■ WHAT NEEDS TO BE DONE ■
Reproduce the listing below exactly, minus its pictures.

■ EXCERPTED DATA ■
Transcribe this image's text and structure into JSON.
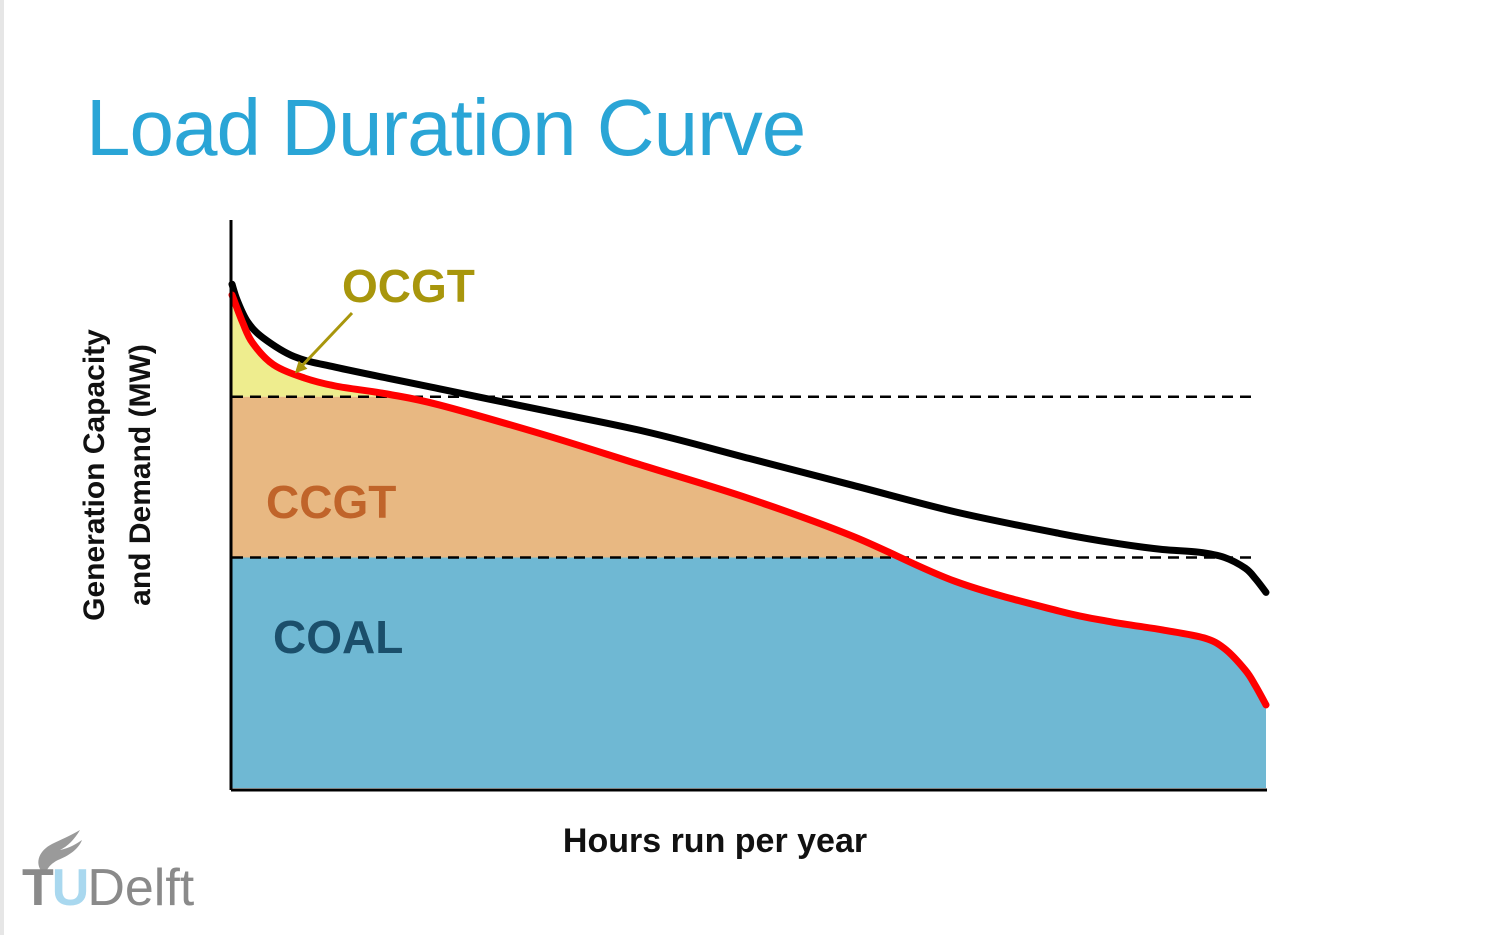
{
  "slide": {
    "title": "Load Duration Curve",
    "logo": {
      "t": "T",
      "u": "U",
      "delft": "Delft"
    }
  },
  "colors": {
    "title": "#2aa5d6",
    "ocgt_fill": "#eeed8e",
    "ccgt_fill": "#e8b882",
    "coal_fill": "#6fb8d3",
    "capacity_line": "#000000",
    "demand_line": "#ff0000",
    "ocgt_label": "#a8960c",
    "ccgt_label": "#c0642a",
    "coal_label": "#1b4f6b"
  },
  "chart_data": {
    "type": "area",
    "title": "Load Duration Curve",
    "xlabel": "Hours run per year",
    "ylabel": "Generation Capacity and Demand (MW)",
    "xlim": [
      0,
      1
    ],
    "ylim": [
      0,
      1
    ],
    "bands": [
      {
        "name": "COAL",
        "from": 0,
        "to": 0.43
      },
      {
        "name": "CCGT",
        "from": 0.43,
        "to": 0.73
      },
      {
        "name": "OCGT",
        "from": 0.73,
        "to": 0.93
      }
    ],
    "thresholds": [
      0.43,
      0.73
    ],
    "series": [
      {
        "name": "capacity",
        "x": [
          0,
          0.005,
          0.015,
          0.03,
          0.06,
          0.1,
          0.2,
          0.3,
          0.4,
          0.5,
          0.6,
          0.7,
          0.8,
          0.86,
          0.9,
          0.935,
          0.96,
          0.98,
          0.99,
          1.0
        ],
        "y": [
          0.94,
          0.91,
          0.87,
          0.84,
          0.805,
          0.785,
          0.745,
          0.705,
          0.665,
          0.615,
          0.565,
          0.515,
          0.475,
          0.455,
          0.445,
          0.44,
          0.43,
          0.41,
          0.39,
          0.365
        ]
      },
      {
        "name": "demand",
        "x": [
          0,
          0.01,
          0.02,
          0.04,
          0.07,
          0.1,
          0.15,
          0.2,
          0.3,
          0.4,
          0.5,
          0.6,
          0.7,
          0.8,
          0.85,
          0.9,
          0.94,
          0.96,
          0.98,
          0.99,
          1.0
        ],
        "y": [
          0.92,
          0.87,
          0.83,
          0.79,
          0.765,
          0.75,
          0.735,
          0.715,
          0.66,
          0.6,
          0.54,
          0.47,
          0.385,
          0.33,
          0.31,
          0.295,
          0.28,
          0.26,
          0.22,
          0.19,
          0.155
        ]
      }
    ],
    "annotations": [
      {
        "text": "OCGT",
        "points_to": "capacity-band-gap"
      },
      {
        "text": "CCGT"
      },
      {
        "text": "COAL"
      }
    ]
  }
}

■ ANSWER TO THE TASK ■
Transcribe this image's text and structure into JSON.
{
  "slide": {
    "title": "Load Duration Curve",
    "logo": {
      "t": "T",
      "u": "U",
      "delft": "Delft"
    }
  },
  "colors": {
    "title": "#2aa5d6",
    "ocgt_fill": "#eeed8e",
    "ccgt_fill": "#e8b882",
    "coal_fill": "#6fb8d3",
    "capacity_line": "#000000",
    "demand_line": "#ff0000",
    "ocgt_label": "#a8960c",
    "ccgt_label": "#c0642a",
    "coal_label": "#1b4f6b"
  },
  "chart_data": {
    "type": "area",
    "title": "Load Duration Curve",
    "xlabel": "Hours run per year",
    "ylabel": "Generation Capacity and Demand (MW)",
    "xlim": [
      0,
      1
    ],
    "ylim": [
      0,
      1
    ],
    "bands": [
      {
        "name": "COAL",
        "from": 0,
        "to": 0.43
      },
      {
        "name": "CCGT",
        "from": 0.43,
        "to": 0.73
      },
      {
        "name": "OCGT",
        "from": 0.73,
        "to": 0.93
      }
    ],
    "thresholds": [
      0.43,
      0.73
    ],
    "series": [
      {
        "name": "capacity",
        "x": [
          0,
          0.005,
          0.015,
          0.03,
          0.06,
          0.1,
          0.2,
          0.3,
          0.4,
          0.5,
          0.6,
          0.7,
          0.8,
          0.86,
          0.9,
          0.935,
          0.96,
          0.98,
          0.99,
          1.0
        ],
        "y": [
          0.94,
          0.91,
          0.87,
          0.84,
          0.805,
          0.785,
          0.745,
          0.705,
          0.665,
          0.615,
          0.565,
          0.515,
          0.475,
          0.455,
          0.445,
          0.44,
          0.43,
          0.41,
          0.39,
          0.365
        ]
      },
      {
        "name": "demand",
        "x": [
          0,
          0.01,
          0.02,
          0.04,
          0.07,
          0.1,
          0.15,
          0.2,
          0.3,
          0.4,
          0.5,
          0.6,
          0.7,
          0.8,
          0.85,
          0.9,
          0.94,
          0.96,
          0.98,
          0.99,
          1.0
        ],
        "y": [
          0.92,
          0.87,
          0.83,
          0.79,
          0.765,
          0.75,
          0.735,
          0.715,
          0.66,
          0.6,
          0.54,
          0.47,
          0.385,
          0.33,
          0.31,
          0.295,
          0.28,
          0.26,
          0.22,
          0.19,
          0.155
        ]
      }
    ],
    "annotations": [
      {
        "text": "OCGT",
        "points_to": "capacity-band-gap"
      },
      {
        "text": "CCGT"
      },
      {
        "text": "COAL"
      }
    ]
  }
}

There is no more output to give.